Entries with figure data
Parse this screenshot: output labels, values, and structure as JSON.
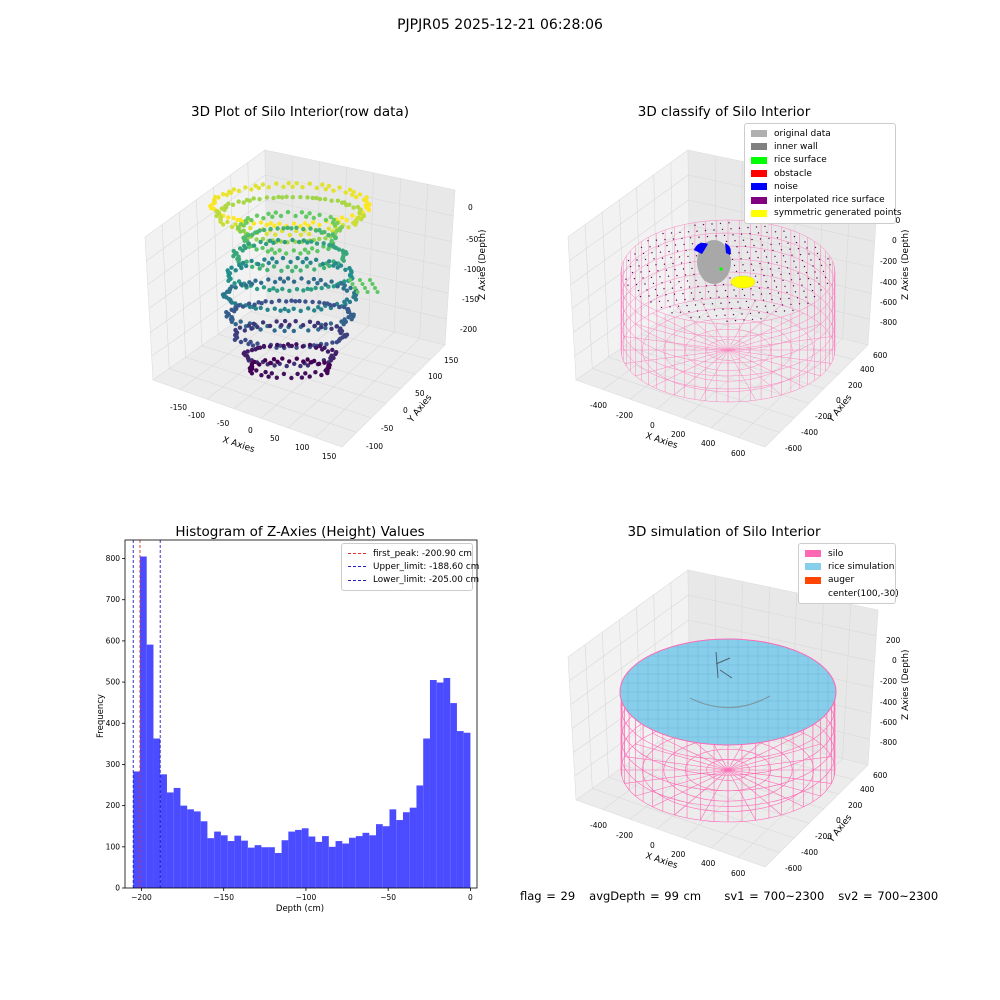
{
  "suptitle": "PJPJR05 2025-12-21 06:28:06",
  "panels": {
    "raw": {
      "title": "3D Plot of Silo Interior(row data)",
      "xlabel": "X Axies",
      "ylabel": "Y Axies",
      "zlabel": "Z Axies (Depth)",
      "xticks": [
        "-150",
        "-100",
        "-50",
        "0",
        "50",
        "100",
        "150"
      ],
      "yticks": [
        "-100",
        "-50",
        "0",
        "50",
        "100",
        "150"
      ],
      "zticks": [
        "0",
        "-50",
        "-100",
        "-150",
        "-200"
      ]
    },
    "classify": {
      "title": "3D classify of Silo Interior",
      "xlabel": "X Axies",
      "ylabel": "Y Axies",
      "zlabel": "Z Axies (Depth)",
      "xticks": [
        "-400",
        "-200",
        "0",
        "200",
        "400",
        "600"
      ],
      "yticks": [
        "-600",
        "-400",
        "-200",
        "0",
        "200",
        "400",
        "600"
      ],
      "zticks": [
        "200",
        "0",
        "-200",
        "-400",
        "-600",
        "-800"
      ],
      "legend": [
        {
          "label": "original data",
          "color": "#b0b0b0"
        },
        {
          "label": "inner wall",
          "color": "#808080"
        },
        {
          "label": "rice surface",
          "color": "#00ff00"
        },
        {
          "label": "obstacle",
          "color": "#ff0000"
        },
        {
          "label": "noise",
          "color": "#0000ff"
        },
        {
          "label": "interpolated rice surface",
          "color": "#800080"
        },
        {
          "label": "symmetric generated points",
          "color": "#ffff00"
        }
      ]
    },
    "simulation": {
      "title": "3D simulation of Silo Interior",
      "xlabel": "X Axies",
      "ylabel": "Y Axies",
      "zlabel": "Z Axies (Depth)",
      "xticks": [
        "-400",
        "-200",
        "0",
        "200",
        "400",
        "600"
      ],
      "yticks": [
        "-600",
        "-400",
        "-200",
        "0",
        "200",
        "400",
        "600"
      ],
      "zticks": [
        "200",
        "0",
        "-200",
        "-400",
        "-600",
        "-800"
      ],
      "legend": [
        {
          "label": "silo",
          "color": "#ff69b4"
        },
        {
          "label": "rice simulation",
          "color": "#87ceeb"
        },
        {
          "label": "auger",
          "color": "#ff4500"
        },
        {
          "label": "center(100,-30)",
          "color": ""
        }
      ]
    }
  },
  "chart_data": {
    "type": "bar",
    "title": "Histogram of Z-Axies (Height) Values",
    "xlabel": "Depth (cm)",
    "ylabel": "Frequency",
    "xlim": [
      -210,
      4
    ],
    "ylim": [
      0,
      845
    ],
    "xticks": [
      -200,
      -150,
      -100,
      -50,
      0
    ],
    "yticks": [
      0,
      100,
      200,
      300,
      400,
      500,
      600,
      700,
      800
    ],
    "bin_start": -205,
    "bin_width": 4.1,
    "values": [
      283,
      805,
      591,
      363,
      276,
      232,
      243,
      200,
      191,
      186,
      162,
      121,
      137,
      128,
      114,
      127,
      115,
      98,
      104,
      99,
      99,
      85,
      116,
      137,
      141,
      145,
      125,
      112,
      126,
      100,
      114,
      108,
      122,
      126,
      134,
      128,
      155,
      150,
      191,
      165,
      184,
      195,
      249,
      363,
      505,
      499,
      510,
      449,
      381,
      377
    ],
    "bar_color": "#4b4bff",
    "lines": [
      {
        "label": "first_peak: -200.90 cm",
        "x": -200.9,
        "color": "#e03030"
      },
      {
        "label": "Upper_limit: -188.60 cm",
        "x": -188.6,
        "color": "#2020c0"
      },
      {
        "label": "Lower_limit: -205.00 cm",
        "x": -205.0,
        "color": "#2020c0"
      }
    ],
    "legend_position": "upper right"
  },
  "status": {
    "flag": "flag = 29",
    "avg_depth": "avgDepth = 99 cm",
    "sv1": "sv1 = 700~2300",
    "sv2": "sv2 = 700~2300"
  }
}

▸ **Objective**
How many lines in the records above contain the word "Interior"? Reply with the number alone.

▸ **Exercise result**
3